The problem => Where does the string "JSON" appear in the records? Copy every line that contains it.

================================

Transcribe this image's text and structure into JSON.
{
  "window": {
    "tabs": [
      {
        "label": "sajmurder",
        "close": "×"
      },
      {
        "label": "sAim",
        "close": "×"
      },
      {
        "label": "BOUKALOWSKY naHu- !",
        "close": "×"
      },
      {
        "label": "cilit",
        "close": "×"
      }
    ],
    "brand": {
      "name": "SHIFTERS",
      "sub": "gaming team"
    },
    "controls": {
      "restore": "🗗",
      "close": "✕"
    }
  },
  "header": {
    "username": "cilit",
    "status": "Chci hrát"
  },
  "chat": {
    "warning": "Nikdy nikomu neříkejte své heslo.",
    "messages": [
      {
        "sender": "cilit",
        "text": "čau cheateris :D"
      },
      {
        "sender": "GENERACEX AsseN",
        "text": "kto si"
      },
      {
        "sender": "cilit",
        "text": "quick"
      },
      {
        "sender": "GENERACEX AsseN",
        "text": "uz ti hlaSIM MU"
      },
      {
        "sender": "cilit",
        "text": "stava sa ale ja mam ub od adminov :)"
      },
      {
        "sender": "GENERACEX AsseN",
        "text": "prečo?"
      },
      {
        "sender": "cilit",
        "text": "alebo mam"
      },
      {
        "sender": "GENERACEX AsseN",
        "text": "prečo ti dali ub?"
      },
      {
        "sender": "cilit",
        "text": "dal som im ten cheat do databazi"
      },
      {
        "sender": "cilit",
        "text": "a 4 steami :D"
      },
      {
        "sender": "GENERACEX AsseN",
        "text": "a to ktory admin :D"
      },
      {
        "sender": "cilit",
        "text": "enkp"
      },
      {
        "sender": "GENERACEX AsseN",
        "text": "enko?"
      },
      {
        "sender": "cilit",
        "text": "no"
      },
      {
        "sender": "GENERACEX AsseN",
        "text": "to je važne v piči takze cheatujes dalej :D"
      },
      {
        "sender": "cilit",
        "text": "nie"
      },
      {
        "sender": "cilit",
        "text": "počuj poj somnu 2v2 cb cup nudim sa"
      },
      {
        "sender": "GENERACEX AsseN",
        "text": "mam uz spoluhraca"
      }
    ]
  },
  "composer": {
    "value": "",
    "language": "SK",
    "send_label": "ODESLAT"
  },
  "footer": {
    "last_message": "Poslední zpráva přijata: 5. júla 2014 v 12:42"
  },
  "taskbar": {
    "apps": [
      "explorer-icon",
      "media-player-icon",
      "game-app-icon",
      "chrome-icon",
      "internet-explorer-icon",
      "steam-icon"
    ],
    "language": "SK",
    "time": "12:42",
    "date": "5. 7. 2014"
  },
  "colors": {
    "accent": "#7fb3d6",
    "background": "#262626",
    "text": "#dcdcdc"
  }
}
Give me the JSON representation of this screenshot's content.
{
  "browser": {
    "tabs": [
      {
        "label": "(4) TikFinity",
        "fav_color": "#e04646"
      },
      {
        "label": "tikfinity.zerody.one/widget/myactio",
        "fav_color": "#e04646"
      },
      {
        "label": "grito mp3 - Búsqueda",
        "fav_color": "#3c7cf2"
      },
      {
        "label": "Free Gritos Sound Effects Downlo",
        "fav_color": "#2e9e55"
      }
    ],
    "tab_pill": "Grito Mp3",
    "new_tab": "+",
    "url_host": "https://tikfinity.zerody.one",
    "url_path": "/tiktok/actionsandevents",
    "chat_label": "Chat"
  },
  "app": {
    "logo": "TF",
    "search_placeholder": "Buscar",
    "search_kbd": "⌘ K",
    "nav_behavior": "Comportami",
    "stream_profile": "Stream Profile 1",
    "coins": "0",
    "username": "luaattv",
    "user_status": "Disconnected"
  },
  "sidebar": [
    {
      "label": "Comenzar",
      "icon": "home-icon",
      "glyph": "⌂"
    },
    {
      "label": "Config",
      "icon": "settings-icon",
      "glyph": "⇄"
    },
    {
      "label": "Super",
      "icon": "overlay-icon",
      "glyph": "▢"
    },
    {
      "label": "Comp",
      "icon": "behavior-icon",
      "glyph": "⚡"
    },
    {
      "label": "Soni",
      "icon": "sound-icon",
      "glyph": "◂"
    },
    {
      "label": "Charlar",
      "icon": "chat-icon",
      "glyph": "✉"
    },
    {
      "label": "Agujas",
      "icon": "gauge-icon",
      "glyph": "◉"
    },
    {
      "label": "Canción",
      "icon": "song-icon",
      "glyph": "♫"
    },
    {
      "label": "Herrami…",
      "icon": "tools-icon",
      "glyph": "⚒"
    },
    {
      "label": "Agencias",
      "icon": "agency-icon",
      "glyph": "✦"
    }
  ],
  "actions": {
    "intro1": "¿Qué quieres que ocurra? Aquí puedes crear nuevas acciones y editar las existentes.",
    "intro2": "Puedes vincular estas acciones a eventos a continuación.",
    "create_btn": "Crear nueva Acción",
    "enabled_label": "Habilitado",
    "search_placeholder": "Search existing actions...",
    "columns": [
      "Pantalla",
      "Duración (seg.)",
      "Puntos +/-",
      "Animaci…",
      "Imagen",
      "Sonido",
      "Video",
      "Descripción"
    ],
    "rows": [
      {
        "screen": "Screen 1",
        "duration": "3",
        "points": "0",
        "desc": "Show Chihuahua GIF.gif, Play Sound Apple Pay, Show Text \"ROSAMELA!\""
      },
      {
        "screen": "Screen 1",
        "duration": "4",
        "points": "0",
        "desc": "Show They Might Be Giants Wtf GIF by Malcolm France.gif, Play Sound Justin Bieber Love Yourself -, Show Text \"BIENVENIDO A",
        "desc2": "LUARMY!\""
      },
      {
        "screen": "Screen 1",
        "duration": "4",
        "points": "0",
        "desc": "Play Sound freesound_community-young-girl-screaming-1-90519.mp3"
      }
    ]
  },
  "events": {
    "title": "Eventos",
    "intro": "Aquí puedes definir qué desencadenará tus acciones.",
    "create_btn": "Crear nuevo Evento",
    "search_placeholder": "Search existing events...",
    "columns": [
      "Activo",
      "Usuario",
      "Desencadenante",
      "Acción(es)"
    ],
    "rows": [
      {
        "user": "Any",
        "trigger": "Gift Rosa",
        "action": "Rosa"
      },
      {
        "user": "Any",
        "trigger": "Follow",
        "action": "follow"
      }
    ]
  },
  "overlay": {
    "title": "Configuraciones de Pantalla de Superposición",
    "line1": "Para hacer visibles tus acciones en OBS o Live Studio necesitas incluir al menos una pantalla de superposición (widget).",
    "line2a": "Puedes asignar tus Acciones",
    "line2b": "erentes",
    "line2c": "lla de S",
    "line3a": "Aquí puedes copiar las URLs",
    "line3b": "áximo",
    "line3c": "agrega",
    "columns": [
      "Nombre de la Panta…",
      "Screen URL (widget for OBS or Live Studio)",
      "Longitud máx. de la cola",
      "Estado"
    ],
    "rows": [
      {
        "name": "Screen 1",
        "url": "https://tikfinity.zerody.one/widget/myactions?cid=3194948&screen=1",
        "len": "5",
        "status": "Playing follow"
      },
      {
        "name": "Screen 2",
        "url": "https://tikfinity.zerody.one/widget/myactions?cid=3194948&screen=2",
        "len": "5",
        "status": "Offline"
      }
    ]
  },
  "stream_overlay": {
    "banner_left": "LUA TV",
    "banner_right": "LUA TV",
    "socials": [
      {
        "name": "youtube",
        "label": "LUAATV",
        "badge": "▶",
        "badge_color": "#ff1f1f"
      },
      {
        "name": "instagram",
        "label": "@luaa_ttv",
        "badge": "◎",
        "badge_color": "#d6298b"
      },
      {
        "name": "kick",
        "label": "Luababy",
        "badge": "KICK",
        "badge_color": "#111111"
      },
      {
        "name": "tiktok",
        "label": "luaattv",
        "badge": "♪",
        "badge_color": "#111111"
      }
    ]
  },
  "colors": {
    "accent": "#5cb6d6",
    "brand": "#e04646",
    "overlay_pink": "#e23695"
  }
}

================================

Task answer =>
Transcribe this image's text and structure into JSON.
Give me the JSON representation of this screenshot's content.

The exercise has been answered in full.